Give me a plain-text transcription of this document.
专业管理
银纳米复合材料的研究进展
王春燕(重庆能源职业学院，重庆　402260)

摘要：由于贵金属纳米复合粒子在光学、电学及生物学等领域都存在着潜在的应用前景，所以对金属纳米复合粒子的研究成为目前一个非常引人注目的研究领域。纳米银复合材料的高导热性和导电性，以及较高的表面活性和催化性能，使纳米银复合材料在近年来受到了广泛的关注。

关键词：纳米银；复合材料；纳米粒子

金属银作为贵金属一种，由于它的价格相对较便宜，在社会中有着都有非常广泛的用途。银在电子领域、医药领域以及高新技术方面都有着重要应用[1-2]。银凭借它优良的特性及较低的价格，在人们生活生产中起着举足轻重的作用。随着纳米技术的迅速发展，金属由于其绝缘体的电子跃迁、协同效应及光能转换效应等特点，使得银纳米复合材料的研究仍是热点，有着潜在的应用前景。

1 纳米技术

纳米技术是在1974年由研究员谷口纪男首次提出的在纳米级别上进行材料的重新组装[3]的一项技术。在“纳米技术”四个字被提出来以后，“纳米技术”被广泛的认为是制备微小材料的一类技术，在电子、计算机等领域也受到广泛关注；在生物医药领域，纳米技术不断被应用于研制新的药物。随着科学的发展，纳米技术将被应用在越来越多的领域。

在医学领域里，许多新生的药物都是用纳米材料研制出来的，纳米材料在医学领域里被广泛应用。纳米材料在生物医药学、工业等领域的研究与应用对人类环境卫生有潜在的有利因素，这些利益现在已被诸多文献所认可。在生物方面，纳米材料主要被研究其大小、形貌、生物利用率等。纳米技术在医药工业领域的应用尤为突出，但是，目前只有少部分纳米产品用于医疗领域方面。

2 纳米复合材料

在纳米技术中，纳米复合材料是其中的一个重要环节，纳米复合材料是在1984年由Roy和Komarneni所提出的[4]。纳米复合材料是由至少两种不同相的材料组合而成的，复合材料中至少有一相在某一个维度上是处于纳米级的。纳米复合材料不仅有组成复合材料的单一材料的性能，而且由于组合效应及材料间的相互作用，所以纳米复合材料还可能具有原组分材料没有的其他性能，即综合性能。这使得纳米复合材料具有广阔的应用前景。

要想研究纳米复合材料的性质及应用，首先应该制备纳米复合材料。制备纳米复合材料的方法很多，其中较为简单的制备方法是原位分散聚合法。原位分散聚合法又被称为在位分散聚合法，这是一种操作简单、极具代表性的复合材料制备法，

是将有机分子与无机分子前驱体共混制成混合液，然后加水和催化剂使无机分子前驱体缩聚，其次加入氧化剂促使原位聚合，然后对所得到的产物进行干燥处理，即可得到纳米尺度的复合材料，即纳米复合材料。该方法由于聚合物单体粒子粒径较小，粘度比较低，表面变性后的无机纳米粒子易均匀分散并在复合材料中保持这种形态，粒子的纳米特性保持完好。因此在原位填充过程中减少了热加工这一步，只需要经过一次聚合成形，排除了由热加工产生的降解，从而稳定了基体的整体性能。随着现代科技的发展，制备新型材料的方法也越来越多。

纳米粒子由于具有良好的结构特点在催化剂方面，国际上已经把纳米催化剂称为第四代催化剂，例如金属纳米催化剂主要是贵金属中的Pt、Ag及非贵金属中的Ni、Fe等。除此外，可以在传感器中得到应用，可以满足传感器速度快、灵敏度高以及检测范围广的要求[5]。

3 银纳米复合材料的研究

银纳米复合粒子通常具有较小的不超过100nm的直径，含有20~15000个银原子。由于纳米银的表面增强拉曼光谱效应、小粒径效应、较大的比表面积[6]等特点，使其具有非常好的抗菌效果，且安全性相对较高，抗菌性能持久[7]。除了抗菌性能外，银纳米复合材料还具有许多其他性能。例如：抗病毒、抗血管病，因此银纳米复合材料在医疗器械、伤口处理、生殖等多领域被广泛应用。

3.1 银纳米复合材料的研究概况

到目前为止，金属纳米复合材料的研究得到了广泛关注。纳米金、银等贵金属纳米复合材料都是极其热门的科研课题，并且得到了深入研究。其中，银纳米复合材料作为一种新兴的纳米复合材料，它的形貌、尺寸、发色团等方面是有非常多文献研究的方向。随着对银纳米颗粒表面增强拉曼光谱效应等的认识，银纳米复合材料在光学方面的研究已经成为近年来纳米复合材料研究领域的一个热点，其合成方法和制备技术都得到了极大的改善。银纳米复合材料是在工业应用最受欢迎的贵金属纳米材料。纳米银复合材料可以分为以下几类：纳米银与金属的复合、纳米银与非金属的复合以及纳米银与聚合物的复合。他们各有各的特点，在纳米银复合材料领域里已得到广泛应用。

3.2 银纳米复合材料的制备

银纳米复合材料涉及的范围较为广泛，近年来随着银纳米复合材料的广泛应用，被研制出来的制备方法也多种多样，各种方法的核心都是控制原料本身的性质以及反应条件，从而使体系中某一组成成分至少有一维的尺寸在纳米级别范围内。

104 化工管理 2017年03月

• [What is required] Recopy all the lines exactly as they appear.

• [Exercise response]
Give me a plain-text transcription of this document.
专业管理
银纳米复合材料的研究进展
王春燕(重庆能源职业学院，重庆　402260)

摘要：由于贵金属纳米复合粒子在光学、电学及生物学等领域都存在着潜在的应用前景，所以对金属纳米复合粒子的研究成为目前一个非常引人注目的研究领域。纳米银复合材料的高导热性和导电性，以及较高的表面活性和催化性能，使纳米银复合材料在近年来受到了广泛的关注。

关键词：纳米银；复合材料；纳米粒子

金属银作为贵金属一种，由于它的价格相对较便宜，在社会中有着都有非常广泛的用途。银在电子领域、医药领域以及高新技术方面都有着重要应用[1-2]。银凭借它优良的特性及较低的价格，在人们生活生产中起着举足轻重的作用。随着纳米技术的迅速发展，金属由于其绝缘体的电子跃迁、协同效应及光能转换效应等特点，使得银纳米复合材料的研究仍是热点，有着潜在的应用前景。

1 纳米技术

纳米技术是在1974年由研究员谷口纪男首次提出的在纳米级别上进行材料的重新组装[3]的一项技术。在“纳米技术”四个字被提出来以后，“纳米技术”被广泛的认为是制备微小材料的一类技术，在电子、计算机等领域也受到广泛关注；在生物医药领域，纳米技术不断被应用于研制新的药物。随着科学的发展，纳米技术将被应用在越来越多的领域。

在医学领域里，许多新生的药物都是用纳米材料研制出来的，纳米材料在医学领域里被广泛应用。纳米材料在生物医药学、工业等领域的研究与应用对人类环境卫生有潜在的有利因素，这些利益现在已被诸多文献所认可。在生物方面，纳米材料主要被研究其大小、形貌、生物利用率等。纳米技术在医药工业领域的应用尤为突出，但是，目前只有少部分纳米产品用于医疗领域方面。

2 纳米复合材料

在纳米技术中，纳米复合材料是其中的一个重要环节，纳米复合材料是在1984年由Roy和Komarneni所提出的[4]。纳米复合材料是由至少两种不同相的材料组合而成的，复合材料中至少有一相在某一个维度上是处于纳米级的。纳米复合材料不仅有组成复合材料的单一材料的性能，而且由于组合效应及材料间的相互作用，所以纳米复合材料还可能具有原组分材料没有的其他性能，即综合性能。这使得纳米复合材料具有广阔的应用前景。

要想研究纳米复合材料的性质及应用，首先应该制备纳米复合材料。制备纳米复合材料的方法很多，其中较为简单的制备方法是原位分散聚合法。原位分散聚合法又被称为在位分散聚合法，这是一种操作简单、极具代表性的复合材料制备法，

是将有机分子与无机分子前驱体共混制成混合液，然后加水和催化剂使无机分子前驱体缩聚，其次加入氧化剂促使原位聚合，然后对所得到的产物进行干燥处理，即可得到纳米尺度的复合材料，即纳米复合材料。该方法由于聚合物单体粒子粒径较小，粘度比较低，表面变性后的无机纳米粒子易均匀分散并在复合材料中保持这种形态，粒子的纳米特性保持完好。因此在原位填充过程中减少了热加工这一步，只需要经过一次聚合成形，排除了由热加工产生的降解，从而稳定了基体的整体性能。随着现代科技的发展，制备新型材料的方法也越来越多。

纳米粒子由于具有良好的结构特点在催化剂方面，国际上已经把纳米催化剂称为第四代催化剂，例如金属纳米催化剂主要是贵金属中的Pt、Ag及非贵金属中的Ni、Fe等。除此外，可以在传感器中得到应用，可以满足传感器速度快、灵敏度高以及检测范围广的要求[5]。

3 银纳米复合材料的研究

银纳米复合粒子通常具有较小的不超过100nm的直径，含有20~15000个银原子。由于纳米银的表面增强拉曼光谱效应、小粒径效应、较大的比表面积[6]等特点，使其具有非常好的抗菌效果，且安全性相对较高，抗菌性能持久[7]。除了抗菌性能外，银纳米复合材料还具有许多其他性能。例如：抗病毒、抗血管病，因此银纳米复合材料在医疗器械、伤口处理、生殖等多领域被广泛应用。

3.1 银纳米复合材料的研究概况

到目前为止，金属纳米复合材料的研究得到了广泛关注。纳米金、银等贵金属纳米复合材料都是极其热门的科研课题，并且得到了深入研究。其中，银纳米复合材料作为一种新兴的纳米复合材料，它的形貌、尺寸、发色团等方面是有非常多文献研究的方向。随着对银纳米颗粒表面增强拉曼光谱效应等的认识，银纳米复合材料在光学方面的研究已经成为近年来纳米复合材料研究领域的一个热点，其合成方法和制备技术都得到了极大的改善。银纳米复合材料是在工业应用最受欢迎的贵金属纳米材料。纳米银复合材料可以分为以下几类：纳米银与金属的复合、纳米银与非金属的复合以及纳米银与聚合物的复合。他们各有各的特点，在纳米银复合材料领域里已得到广泛应用。

3.2 银纳米复合材料的制备

银纳米复合材料涉及的范围较为广泛，近年来随着银纳米复合材料的广泛应用，被研制出来的制备方法也多种多样，各种方法的核心都是控制原料本身的性质以及反应条件，从而使体系中某一组成成分至少有一维的尺寸在纳米级别范围内。

104 化工管理 2017年03月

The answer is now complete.